"""
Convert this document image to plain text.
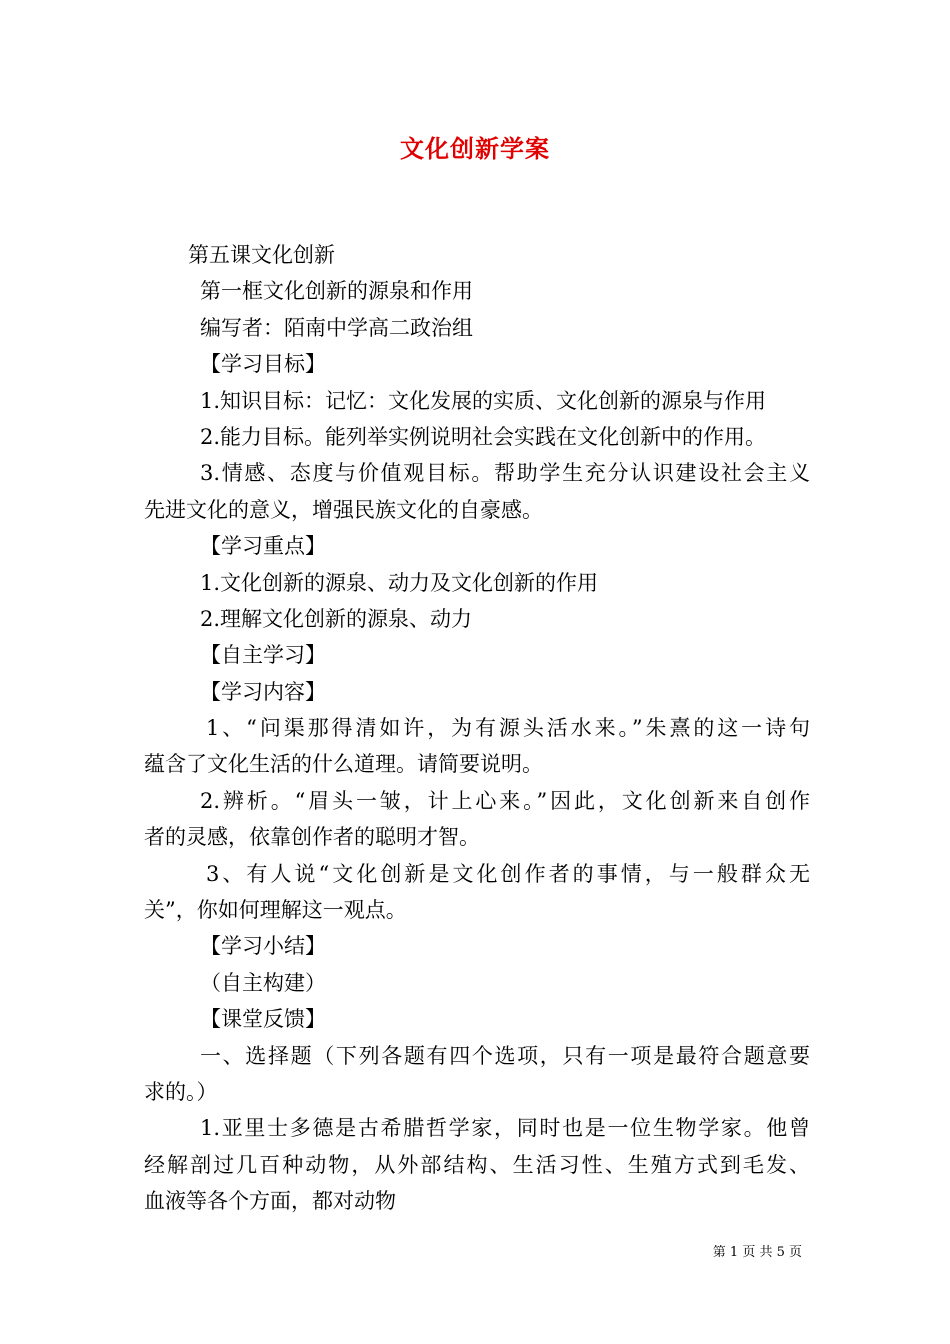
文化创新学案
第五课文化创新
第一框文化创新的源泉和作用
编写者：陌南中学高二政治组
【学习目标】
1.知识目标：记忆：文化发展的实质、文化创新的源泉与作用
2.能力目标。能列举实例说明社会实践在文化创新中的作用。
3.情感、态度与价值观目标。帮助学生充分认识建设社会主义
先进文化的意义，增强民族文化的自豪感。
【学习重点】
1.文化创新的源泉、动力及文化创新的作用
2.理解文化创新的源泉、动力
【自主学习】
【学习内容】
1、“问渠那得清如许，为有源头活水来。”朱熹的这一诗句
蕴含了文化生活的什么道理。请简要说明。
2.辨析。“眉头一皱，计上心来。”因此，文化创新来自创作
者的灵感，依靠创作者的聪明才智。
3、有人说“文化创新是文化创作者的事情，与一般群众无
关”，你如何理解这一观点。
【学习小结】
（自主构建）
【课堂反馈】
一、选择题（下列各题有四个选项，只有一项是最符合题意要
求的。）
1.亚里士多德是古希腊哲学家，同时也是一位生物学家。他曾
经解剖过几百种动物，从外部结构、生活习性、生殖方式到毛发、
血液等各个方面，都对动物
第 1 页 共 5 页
"""
## AIM OF THE TASK
Copy each line in full and exactly, omitting any picture.

## CORRECT RESULT
Convert this document image to plain text.
文化创新学案
第五课文化创新
第一框文化创新的源泉和作用
编写者：陌南中学高二政治组
【学习目标】
1.知识目标：记忆：文化发展的实质、文化创新的源泉与作用
2.能力目标。能列举实例说明社会实践在文化创新中的作用。
3.情感、态度与价值观目标。帮助学生充分认识建设社会主义
先进文化的意义，增强民族文化的自豪感。
【学习重点】
1.文化创新的源泉、动力及文化创新的作用
2.理解文化创新的源泉、动力
【自主学习】
【学习内容】
1、“问渠那得清如许，为有源头活水来。”朱熹的这一诗句
蕴含了文化生活的什么道理。请简要说明。
2.辨析。“眉头一皱，计上心来。”因此，文化创新来自创作
者的灵感，依靠创作者的聪明才智。
3、有人说“文化创新是文化创作者的事情，与一般群众无
关”，你如何理解这一观点。
【学习小结】
（自主构建）
【课堂反馈】
一、选择题（下列各题有四个选项，只有一项是最符合题意要
求的。）
1.亚里士多德是古希腊哲学家，同时也是一位生物学家。他曾
经解剖过几百种动物，从外部结构、生活习性、生殖方式到毛发、
血液等各个方面，都对动物
第 1 页 共 5 页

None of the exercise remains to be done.